# YOUR GOAL
Below are records. Copy every line with "BEMA" in it.

# RECORDED DATA
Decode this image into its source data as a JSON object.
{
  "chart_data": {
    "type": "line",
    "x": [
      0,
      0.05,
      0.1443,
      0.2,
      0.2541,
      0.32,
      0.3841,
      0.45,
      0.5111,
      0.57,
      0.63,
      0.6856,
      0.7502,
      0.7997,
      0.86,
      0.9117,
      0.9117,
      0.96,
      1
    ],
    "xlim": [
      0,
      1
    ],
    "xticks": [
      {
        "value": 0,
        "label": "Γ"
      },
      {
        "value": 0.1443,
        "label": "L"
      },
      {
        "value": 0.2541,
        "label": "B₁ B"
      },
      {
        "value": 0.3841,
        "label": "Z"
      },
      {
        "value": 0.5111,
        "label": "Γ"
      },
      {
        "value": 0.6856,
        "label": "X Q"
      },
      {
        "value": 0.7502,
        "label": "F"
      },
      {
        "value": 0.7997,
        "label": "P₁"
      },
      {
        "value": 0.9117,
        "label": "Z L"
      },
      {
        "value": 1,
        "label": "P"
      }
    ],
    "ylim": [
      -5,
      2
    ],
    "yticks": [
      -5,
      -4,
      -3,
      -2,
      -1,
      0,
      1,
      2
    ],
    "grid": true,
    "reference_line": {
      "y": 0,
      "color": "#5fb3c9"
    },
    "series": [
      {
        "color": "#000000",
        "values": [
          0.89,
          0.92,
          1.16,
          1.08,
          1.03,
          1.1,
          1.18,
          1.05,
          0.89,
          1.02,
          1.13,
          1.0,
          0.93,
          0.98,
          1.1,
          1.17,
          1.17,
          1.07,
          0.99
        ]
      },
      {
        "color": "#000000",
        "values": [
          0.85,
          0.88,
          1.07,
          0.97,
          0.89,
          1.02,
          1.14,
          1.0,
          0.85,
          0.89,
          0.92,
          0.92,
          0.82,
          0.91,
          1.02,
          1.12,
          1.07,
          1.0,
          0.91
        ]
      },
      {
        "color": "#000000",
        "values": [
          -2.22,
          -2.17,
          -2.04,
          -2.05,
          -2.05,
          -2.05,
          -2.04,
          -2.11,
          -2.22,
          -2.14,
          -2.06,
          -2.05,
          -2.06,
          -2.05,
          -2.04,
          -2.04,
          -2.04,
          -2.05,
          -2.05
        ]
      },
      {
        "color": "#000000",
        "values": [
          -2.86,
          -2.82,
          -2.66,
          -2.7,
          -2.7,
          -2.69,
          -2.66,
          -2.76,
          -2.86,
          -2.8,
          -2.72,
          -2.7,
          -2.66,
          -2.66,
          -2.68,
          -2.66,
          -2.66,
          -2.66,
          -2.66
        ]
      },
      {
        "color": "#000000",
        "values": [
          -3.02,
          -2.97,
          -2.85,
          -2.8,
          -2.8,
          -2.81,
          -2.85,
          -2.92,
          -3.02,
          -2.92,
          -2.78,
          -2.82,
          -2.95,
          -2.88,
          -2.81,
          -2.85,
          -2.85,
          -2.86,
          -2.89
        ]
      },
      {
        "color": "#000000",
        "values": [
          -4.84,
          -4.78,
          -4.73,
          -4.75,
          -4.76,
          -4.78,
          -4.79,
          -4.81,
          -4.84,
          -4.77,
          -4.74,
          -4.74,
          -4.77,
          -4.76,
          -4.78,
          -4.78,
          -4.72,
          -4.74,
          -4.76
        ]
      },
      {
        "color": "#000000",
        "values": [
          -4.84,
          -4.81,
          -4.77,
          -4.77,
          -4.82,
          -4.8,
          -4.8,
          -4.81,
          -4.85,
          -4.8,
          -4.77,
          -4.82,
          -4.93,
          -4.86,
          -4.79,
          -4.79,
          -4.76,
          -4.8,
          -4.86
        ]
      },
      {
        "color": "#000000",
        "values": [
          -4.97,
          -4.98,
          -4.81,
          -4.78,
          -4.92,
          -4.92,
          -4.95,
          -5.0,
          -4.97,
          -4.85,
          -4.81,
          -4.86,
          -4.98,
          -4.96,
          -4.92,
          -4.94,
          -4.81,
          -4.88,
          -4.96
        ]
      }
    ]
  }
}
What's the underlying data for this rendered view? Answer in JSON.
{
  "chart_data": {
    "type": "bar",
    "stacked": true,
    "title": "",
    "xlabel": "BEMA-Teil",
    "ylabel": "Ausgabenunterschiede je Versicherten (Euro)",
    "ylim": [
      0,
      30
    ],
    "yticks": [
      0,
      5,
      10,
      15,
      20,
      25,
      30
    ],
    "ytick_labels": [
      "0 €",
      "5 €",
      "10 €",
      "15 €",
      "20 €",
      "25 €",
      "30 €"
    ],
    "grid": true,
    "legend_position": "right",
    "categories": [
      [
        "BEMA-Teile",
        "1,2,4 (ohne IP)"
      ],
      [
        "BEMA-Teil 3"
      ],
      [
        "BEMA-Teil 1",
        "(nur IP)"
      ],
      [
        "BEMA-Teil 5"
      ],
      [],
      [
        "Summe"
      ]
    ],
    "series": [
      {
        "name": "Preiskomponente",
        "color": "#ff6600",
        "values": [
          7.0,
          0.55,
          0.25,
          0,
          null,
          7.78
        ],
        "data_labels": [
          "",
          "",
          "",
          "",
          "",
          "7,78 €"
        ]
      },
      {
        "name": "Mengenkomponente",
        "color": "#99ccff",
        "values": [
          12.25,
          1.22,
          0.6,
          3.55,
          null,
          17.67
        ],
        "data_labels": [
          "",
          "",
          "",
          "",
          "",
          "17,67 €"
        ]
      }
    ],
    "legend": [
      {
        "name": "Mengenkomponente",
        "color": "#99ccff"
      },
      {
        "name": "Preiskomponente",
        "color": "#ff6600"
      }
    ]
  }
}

# SOLUTION
    "xlabel": "BEMA-Teil",
        "BEMA-Teile",
        "BEMA-Teil 3"
        "BEMA-Teil 1",
        "BEMA-Teil 5"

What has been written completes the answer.